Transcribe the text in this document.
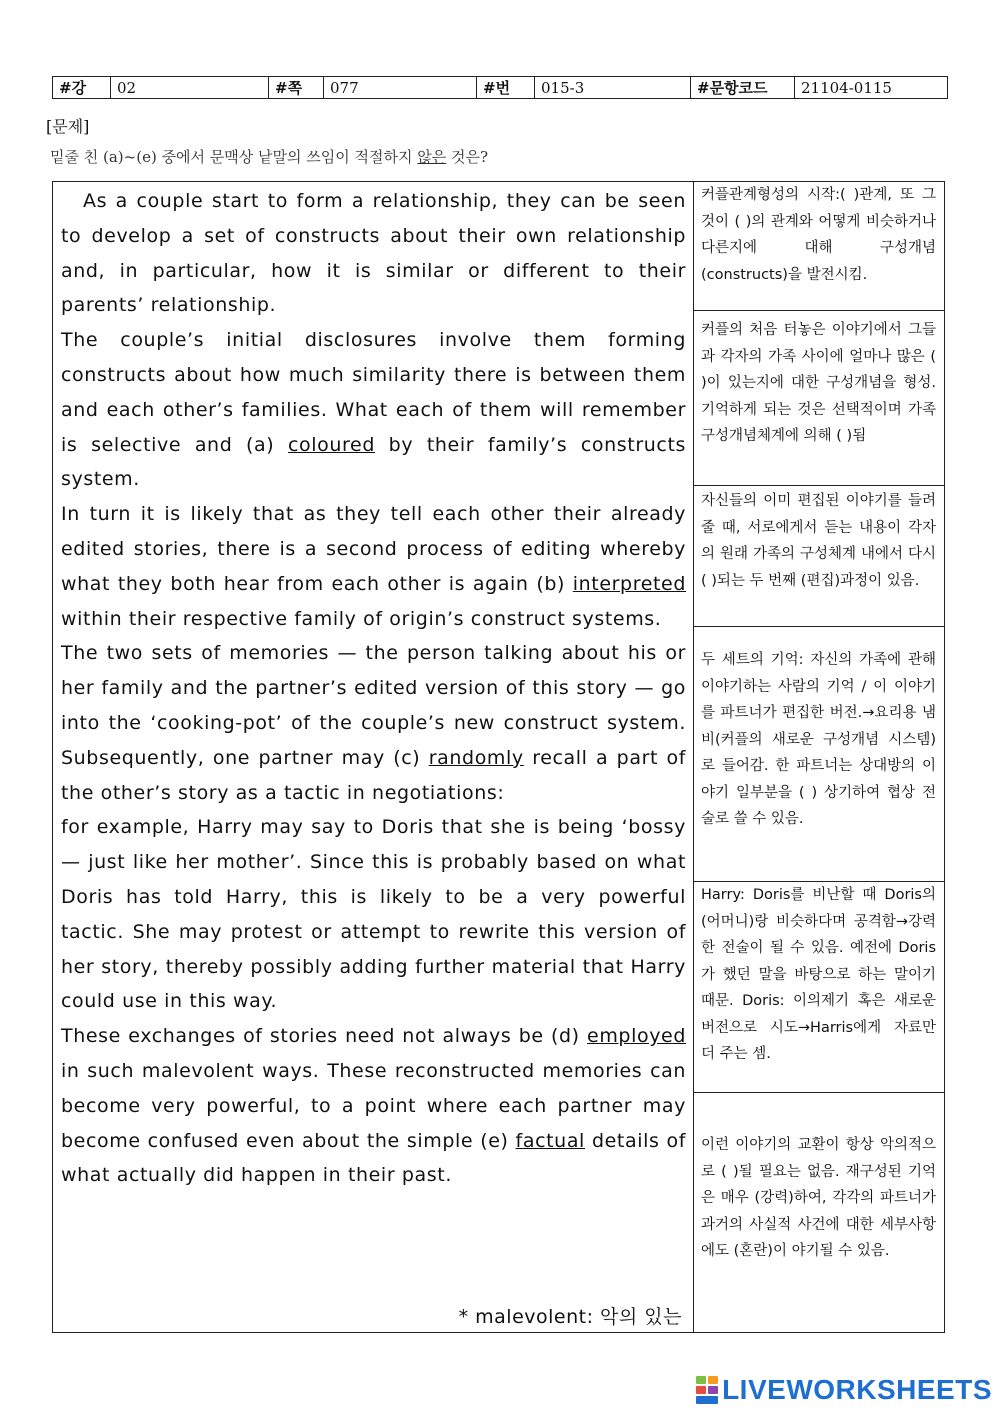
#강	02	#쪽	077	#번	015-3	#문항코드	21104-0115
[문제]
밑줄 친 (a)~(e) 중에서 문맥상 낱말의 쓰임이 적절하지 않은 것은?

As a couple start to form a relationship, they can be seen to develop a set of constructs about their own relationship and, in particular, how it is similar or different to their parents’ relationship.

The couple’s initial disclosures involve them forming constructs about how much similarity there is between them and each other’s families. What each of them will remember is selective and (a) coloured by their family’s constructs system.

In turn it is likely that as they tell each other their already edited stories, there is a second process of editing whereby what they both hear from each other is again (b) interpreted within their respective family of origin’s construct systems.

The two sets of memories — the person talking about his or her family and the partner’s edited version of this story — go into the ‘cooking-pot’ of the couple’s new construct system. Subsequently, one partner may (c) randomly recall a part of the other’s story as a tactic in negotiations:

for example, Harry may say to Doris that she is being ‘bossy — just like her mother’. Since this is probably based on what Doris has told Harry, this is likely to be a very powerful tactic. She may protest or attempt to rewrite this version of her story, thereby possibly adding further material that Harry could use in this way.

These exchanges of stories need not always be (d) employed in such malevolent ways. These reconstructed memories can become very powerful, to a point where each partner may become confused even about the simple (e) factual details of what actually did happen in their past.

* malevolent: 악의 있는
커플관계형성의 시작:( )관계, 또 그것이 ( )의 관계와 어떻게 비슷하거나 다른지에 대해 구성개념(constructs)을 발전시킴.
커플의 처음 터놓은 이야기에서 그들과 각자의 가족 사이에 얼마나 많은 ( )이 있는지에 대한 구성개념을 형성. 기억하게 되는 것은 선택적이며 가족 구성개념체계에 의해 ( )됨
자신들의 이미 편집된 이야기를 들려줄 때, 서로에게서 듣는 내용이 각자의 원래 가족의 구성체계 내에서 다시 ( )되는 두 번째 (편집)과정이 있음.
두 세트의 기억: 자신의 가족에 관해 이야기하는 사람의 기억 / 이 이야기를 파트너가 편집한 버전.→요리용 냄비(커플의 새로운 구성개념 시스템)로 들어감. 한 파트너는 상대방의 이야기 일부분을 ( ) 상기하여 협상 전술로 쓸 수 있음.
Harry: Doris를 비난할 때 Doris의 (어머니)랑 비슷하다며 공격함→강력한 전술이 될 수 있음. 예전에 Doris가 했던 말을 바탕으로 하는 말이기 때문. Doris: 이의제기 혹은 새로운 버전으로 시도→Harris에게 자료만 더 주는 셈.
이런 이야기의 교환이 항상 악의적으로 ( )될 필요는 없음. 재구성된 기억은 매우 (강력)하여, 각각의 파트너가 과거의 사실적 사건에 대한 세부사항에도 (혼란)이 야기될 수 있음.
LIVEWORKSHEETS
...
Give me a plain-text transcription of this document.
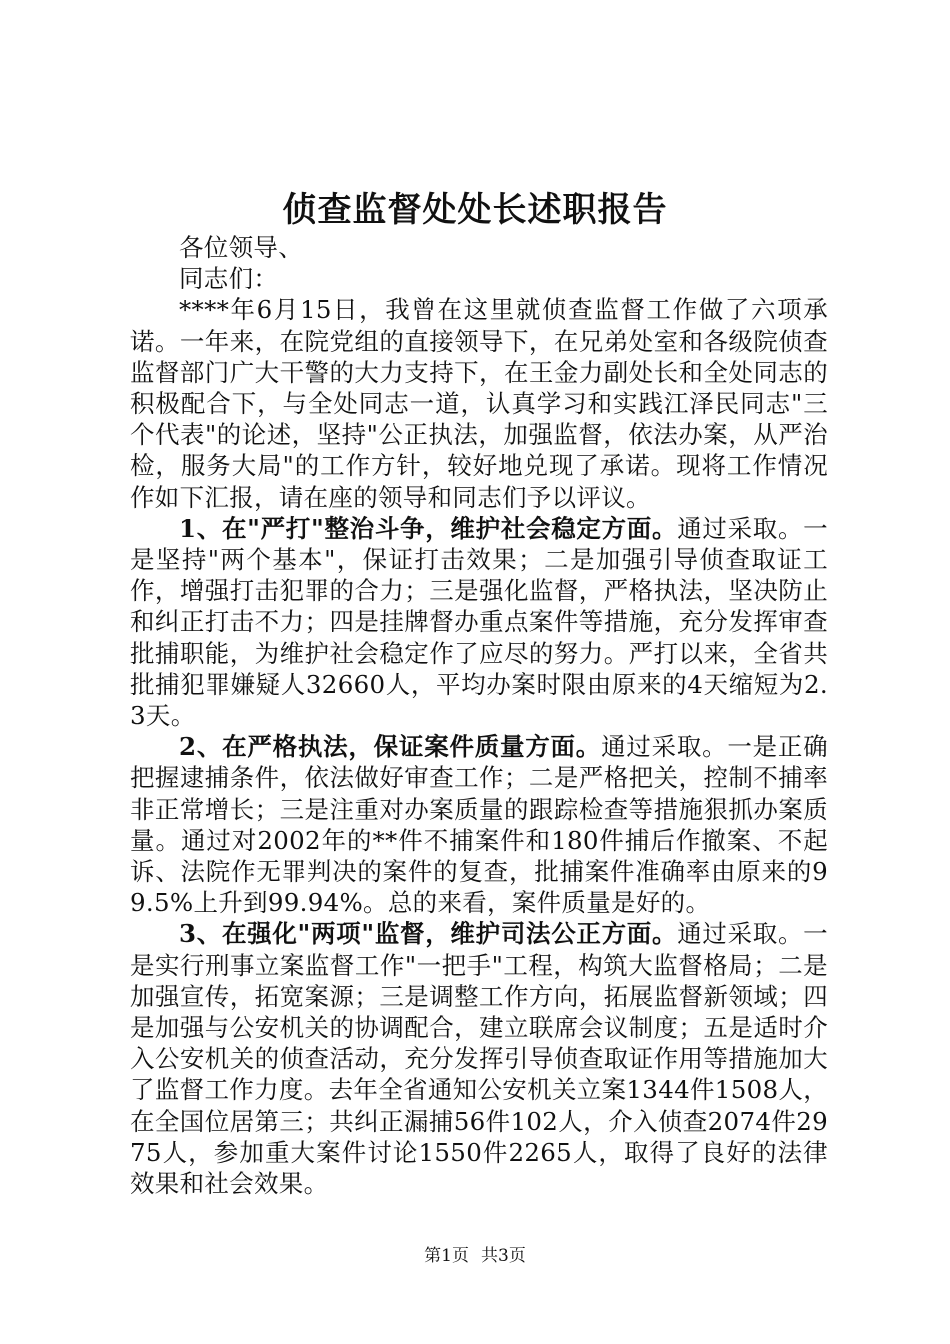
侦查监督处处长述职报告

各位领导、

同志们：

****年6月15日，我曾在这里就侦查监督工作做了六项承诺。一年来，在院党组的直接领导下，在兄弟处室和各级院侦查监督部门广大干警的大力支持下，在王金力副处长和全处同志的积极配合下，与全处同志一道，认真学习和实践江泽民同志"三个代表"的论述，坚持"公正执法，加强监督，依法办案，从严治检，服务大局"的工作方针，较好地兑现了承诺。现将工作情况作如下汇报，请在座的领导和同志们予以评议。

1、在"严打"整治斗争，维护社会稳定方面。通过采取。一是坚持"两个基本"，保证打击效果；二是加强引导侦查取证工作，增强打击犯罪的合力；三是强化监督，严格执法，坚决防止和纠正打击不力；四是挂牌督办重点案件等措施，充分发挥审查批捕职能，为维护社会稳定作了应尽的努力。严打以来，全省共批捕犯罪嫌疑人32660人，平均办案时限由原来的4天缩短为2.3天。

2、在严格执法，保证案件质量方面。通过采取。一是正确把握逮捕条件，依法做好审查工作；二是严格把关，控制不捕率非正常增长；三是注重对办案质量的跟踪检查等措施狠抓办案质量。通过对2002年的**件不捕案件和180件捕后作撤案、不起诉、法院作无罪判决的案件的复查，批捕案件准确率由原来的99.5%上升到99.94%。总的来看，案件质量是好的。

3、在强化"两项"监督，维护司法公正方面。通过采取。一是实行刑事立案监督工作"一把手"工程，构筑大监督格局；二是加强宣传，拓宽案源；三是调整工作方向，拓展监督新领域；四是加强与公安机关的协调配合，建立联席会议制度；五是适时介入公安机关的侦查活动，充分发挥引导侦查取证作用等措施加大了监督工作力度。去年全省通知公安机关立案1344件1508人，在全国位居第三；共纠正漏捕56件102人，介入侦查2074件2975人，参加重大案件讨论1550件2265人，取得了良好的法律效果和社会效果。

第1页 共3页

_Exercise instructions_: Copy all lines from the material that contain "memories".

_Solved exercise_:
The two sets of memories — the person talking about his or her family and the partner’s edited version of this story — go into the ‘cooking-pot’ of the couple’s new construct system. Subsequently, one partner may (c) randomly recall a part of the other’s story as a tactic in negotiations:
These exchanges of stories need not always be (d) employed in such malevolent ways. These reconstructed memories can become very powerful, to a point where each partner may become confused even about the simple (e) factual details of what actually did happen in their past.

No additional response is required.